Written exercise
Go through the material and pull out every line with the string "screenshot" in it.

Provided information
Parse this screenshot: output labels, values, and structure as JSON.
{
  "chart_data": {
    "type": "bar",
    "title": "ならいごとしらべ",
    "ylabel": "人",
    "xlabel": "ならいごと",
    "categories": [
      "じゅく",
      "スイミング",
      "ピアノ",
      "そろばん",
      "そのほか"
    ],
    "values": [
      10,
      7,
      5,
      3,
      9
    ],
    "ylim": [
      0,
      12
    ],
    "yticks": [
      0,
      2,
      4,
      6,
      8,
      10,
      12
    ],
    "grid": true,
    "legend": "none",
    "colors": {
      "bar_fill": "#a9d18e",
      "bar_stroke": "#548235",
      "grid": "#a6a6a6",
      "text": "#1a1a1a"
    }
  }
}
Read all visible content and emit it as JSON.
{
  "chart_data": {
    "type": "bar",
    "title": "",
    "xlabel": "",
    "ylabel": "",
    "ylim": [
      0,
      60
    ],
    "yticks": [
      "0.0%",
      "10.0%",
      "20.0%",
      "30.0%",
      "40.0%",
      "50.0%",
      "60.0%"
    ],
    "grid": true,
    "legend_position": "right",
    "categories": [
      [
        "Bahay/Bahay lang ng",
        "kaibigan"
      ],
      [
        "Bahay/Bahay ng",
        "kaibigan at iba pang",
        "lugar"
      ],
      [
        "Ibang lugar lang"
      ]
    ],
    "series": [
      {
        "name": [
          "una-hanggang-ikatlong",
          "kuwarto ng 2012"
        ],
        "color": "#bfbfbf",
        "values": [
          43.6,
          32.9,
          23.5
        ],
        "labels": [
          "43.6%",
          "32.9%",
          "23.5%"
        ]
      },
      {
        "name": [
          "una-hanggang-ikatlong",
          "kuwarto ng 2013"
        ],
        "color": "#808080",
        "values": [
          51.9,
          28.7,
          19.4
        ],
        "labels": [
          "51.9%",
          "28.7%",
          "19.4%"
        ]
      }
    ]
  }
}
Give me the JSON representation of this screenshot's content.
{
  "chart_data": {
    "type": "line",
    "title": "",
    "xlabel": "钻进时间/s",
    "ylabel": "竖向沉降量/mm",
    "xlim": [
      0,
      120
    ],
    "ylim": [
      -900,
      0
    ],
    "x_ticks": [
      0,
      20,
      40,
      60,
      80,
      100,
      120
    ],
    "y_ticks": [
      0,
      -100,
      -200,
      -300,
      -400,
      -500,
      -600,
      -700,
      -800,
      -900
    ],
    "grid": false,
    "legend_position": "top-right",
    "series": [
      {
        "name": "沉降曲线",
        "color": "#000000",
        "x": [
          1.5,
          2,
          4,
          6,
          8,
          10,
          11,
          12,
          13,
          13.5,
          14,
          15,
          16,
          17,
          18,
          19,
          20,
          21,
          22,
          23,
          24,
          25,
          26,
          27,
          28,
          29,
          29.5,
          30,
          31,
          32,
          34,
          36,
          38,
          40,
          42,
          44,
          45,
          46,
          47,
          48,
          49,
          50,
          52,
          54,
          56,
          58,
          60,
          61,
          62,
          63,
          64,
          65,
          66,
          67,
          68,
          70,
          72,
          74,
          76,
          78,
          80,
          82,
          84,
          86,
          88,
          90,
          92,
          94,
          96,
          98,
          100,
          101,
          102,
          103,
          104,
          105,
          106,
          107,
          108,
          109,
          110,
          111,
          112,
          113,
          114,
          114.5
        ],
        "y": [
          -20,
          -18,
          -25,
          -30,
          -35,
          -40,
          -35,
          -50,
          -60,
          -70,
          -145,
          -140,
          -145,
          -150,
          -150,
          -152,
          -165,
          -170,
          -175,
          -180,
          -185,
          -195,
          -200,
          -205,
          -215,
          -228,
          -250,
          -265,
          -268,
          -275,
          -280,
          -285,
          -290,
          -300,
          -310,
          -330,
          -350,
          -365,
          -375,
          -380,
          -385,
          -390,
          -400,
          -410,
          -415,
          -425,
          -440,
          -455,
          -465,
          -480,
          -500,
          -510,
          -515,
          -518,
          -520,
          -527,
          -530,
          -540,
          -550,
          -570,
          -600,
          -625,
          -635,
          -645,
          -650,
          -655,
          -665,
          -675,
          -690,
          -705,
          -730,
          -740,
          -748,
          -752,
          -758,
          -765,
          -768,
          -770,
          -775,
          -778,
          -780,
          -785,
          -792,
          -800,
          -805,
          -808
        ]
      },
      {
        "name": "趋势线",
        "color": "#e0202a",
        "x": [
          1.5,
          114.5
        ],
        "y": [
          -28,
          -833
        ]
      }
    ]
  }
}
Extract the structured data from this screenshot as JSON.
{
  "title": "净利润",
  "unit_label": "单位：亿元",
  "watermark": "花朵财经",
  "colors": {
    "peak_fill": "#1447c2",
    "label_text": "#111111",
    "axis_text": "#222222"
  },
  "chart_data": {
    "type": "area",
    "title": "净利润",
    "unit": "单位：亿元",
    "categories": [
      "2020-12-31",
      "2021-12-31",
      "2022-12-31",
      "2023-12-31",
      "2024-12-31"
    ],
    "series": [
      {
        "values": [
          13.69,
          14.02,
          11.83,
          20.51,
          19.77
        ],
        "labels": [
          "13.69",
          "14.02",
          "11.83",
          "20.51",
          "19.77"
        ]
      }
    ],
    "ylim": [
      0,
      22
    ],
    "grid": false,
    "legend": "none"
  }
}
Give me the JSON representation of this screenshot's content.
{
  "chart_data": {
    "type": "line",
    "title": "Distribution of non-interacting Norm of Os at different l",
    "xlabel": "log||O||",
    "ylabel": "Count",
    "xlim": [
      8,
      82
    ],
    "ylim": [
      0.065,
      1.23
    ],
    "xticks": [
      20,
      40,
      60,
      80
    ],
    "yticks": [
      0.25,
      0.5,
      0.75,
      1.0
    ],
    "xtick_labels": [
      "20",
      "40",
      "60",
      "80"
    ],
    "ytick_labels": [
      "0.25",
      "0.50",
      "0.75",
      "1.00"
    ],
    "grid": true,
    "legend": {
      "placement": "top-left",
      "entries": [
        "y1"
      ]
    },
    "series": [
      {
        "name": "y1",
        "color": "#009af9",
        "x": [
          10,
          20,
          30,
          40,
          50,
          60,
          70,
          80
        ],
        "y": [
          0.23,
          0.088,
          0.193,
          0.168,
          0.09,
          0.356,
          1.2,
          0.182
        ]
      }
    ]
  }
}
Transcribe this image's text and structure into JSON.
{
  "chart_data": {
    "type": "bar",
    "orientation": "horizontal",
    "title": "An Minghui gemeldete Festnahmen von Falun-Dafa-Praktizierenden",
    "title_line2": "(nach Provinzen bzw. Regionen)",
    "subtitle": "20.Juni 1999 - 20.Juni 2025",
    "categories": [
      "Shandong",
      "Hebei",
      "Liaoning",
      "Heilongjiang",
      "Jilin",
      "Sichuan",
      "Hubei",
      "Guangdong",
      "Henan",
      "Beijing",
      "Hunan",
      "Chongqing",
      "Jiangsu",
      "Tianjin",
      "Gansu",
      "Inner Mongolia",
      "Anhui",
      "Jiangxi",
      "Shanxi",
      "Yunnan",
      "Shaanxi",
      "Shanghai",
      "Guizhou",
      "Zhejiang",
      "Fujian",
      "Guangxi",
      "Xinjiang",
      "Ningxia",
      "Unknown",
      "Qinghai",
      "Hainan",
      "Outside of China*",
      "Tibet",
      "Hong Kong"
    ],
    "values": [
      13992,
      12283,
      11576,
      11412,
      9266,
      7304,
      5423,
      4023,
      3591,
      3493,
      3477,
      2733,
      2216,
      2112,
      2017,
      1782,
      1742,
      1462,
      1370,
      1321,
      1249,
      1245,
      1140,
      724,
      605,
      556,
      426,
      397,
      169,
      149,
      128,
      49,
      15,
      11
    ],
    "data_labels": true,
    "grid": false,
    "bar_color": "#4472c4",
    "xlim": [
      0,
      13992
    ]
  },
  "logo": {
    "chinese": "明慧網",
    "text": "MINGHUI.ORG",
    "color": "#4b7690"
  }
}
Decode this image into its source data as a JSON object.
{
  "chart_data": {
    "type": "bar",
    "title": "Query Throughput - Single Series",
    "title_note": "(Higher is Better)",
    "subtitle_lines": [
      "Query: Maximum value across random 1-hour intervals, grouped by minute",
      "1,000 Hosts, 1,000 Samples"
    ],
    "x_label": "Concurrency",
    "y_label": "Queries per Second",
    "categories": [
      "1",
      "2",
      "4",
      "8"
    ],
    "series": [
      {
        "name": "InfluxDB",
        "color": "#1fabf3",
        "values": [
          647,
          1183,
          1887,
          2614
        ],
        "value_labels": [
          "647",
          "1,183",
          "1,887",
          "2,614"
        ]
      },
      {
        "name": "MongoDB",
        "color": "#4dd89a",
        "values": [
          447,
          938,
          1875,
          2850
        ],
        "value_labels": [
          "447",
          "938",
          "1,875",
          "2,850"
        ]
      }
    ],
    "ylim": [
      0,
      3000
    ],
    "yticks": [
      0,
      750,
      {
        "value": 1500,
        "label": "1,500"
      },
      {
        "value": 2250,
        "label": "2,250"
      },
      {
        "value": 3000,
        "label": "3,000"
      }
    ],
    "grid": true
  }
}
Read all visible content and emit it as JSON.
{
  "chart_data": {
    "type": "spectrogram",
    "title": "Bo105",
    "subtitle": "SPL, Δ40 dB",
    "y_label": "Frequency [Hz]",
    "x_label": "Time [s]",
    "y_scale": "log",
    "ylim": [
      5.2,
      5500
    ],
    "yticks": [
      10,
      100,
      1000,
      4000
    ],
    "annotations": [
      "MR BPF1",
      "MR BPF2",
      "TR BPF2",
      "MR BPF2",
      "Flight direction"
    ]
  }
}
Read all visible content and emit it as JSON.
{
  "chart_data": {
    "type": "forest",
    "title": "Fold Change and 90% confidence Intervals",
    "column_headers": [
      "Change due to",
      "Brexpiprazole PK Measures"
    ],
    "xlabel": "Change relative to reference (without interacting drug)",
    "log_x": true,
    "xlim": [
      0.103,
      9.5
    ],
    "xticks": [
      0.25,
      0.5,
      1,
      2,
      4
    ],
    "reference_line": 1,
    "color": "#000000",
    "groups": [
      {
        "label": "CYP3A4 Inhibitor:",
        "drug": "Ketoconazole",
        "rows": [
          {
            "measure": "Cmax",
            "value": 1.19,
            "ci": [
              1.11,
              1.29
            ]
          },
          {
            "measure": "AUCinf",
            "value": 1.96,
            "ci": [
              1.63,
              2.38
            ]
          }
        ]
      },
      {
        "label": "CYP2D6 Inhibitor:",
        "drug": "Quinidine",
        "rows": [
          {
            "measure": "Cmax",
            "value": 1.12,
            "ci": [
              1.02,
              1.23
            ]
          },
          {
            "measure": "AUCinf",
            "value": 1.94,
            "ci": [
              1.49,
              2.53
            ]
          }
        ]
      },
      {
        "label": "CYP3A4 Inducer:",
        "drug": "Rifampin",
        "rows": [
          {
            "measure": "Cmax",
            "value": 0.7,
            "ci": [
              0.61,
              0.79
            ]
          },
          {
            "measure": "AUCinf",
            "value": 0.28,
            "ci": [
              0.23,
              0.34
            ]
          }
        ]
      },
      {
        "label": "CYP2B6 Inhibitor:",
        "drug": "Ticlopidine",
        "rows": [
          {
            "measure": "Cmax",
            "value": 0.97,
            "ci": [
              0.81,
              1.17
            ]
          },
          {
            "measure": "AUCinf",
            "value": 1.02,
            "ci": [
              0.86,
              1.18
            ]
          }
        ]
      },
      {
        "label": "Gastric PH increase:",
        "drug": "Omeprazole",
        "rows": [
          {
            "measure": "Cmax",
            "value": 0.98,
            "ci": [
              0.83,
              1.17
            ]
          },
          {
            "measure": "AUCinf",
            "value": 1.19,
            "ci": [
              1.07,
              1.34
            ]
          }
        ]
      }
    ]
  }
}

Result of this exercise
Parse this screenshot: output labels, values, and structure as JSON.
Give me the JSON representation of this screenshot's content.
Extract the structured data from this screenshot as JSON.
Give me the JSON representation of this screenshot's content.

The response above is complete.